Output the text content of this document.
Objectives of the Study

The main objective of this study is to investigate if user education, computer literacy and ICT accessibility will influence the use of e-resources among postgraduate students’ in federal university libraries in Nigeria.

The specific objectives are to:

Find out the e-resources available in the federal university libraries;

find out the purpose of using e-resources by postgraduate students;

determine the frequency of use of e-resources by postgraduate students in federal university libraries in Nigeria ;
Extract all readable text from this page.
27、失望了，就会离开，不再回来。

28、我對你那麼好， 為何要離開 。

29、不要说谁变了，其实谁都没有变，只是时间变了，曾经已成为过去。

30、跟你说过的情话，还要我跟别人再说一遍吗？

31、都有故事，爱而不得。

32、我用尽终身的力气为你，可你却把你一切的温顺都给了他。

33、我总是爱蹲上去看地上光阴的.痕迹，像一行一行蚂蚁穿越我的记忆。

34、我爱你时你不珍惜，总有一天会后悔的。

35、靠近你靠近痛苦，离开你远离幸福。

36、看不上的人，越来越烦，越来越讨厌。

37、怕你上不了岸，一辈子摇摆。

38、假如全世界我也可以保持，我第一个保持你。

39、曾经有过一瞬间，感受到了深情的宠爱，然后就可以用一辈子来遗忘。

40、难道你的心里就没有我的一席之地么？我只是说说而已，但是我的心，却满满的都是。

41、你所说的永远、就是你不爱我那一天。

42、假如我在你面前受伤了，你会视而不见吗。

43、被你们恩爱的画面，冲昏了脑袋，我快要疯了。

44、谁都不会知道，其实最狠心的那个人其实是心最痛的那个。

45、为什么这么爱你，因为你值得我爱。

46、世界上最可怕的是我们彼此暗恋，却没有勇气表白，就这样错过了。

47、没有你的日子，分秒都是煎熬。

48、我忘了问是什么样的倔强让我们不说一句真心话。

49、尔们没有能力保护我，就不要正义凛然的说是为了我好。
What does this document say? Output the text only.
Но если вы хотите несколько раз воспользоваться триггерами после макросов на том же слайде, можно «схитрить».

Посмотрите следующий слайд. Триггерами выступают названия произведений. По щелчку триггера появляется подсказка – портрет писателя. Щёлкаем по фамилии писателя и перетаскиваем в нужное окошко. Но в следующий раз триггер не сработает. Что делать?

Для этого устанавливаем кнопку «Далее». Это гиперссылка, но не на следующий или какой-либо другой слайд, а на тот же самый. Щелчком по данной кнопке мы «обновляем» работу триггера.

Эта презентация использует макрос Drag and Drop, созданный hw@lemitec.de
════════════════════
:: Written task ::
Take the lines above from the one holding "What does this" to the last and output them exactly.

:: Answer to the task ::
What does this document say? Output the text only.
Но если вы хотите несколько раз воспользоваться триггерами после макросов на том же слайде, можно «схитрить».

Посмотрите следующий слайд. Триггерами выступают названия произведений. По щелчку триггера появляется подсказка – портрет писателя. Щёлкаем по фамилии писателя и перетаскиваем в нужное окошко. Но в следующий раз триггер не сработает. Что делать?

Для этого устанавливаем кнопку «Далее». Это гиперссылка, но не на следующий или какой-либо другой слайд, а на тот же самый. Щелчком по данной кнопке мы «обновляем» работу триггера.

Эта презентация использует макрос Drag and Drop, созданный hw@lemitec.de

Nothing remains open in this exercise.